Task objective
In the entries below, count every line containing "server". Reply with the number alone.

Items
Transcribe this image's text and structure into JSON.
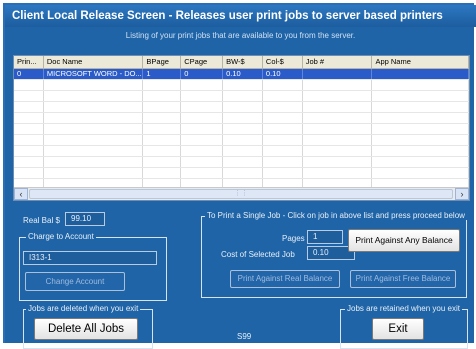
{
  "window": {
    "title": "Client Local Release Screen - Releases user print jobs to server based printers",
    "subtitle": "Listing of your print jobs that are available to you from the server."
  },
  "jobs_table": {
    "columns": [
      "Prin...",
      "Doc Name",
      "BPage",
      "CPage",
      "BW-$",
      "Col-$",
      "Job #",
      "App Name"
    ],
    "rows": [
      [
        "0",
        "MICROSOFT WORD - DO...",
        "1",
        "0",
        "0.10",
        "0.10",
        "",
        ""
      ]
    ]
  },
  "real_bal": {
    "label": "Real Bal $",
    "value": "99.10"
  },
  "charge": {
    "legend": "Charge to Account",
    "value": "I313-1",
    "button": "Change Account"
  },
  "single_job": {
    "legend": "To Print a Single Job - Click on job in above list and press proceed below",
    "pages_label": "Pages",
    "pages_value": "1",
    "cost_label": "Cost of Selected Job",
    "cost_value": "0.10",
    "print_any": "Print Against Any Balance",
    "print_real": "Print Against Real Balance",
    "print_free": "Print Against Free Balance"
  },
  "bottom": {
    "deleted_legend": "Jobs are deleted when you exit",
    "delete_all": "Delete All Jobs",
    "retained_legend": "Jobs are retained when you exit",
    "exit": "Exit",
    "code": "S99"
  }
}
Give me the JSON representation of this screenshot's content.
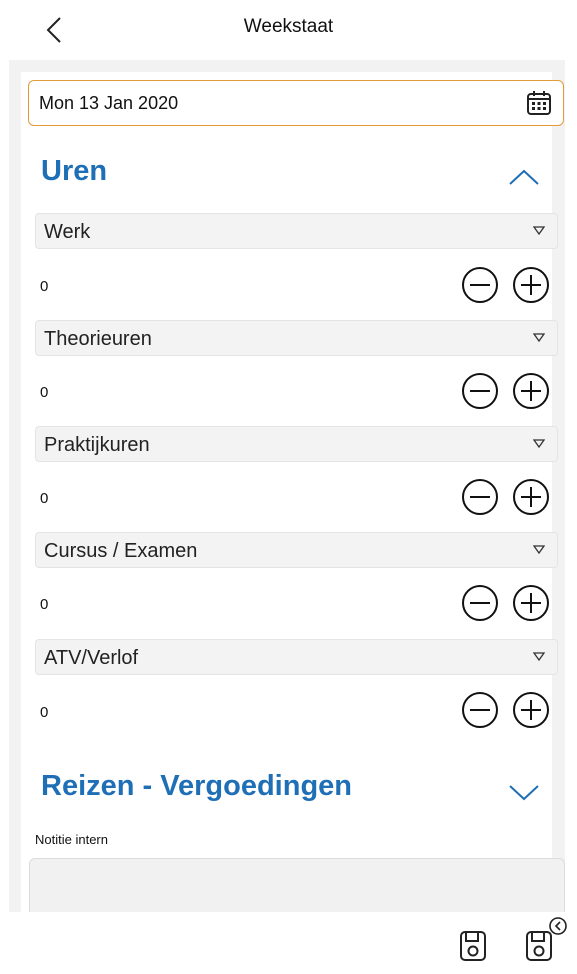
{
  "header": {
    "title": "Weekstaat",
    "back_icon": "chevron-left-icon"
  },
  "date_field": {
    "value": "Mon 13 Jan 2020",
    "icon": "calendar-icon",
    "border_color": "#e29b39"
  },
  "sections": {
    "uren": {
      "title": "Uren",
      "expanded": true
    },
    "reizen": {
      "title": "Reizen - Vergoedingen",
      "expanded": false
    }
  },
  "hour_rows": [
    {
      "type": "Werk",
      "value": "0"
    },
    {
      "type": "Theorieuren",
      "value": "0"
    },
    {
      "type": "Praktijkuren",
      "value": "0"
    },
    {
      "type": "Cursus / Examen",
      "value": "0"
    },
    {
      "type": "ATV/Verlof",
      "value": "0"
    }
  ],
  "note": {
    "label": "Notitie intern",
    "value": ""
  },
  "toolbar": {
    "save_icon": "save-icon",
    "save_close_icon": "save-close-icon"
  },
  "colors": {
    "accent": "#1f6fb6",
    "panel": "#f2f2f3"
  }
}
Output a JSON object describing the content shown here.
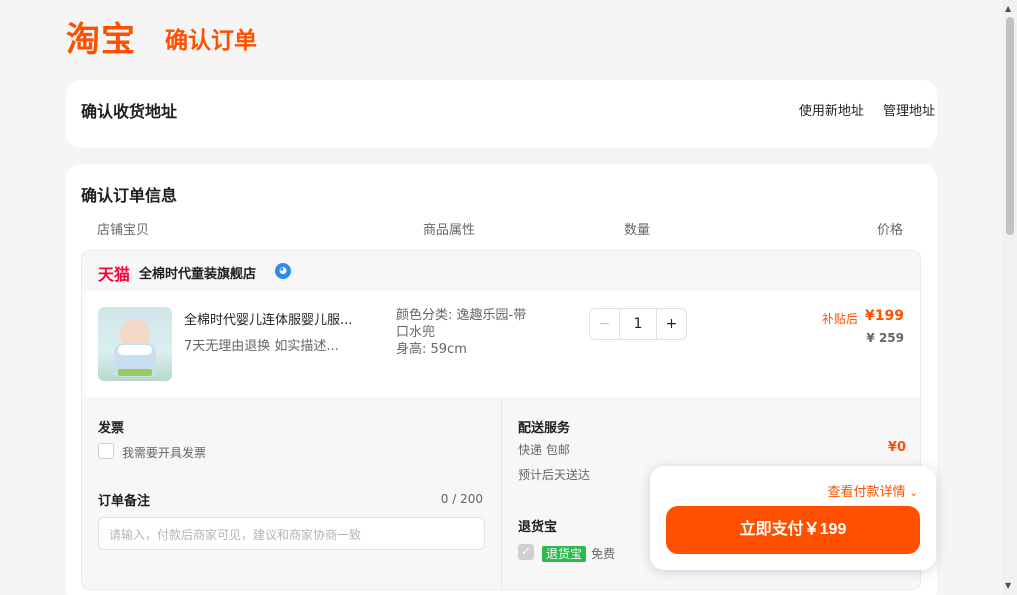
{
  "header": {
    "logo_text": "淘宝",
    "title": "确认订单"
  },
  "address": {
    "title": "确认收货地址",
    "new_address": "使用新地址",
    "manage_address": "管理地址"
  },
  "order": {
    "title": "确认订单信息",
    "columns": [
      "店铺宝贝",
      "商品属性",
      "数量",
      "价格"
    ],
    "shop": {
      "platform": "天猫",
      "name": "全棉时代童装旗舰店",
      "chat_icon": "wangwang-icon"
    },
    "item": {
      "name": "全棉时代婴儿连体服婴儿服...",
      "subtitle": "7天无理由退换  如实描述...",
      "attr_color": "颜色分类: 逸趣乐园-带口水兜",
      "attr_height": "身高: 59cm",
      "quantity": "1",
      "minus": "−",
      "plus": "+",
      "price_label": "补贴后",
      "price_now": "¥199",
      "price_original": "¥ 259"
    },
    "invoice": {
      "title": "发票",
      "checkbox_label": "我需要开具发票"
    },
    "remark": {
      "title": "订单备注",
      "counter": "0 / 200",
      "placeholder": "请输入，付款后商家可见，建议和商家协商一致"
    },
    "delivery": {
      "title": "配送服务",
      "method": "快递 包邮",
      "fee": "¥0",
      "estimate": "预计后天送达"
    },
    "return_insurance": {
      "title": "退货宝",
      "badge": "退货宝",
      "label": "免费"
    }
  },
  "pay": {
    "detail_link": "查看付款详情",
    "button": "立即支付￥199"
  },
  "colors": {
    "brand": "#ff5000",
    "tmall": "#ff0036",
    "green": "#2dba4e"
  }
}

Task result
2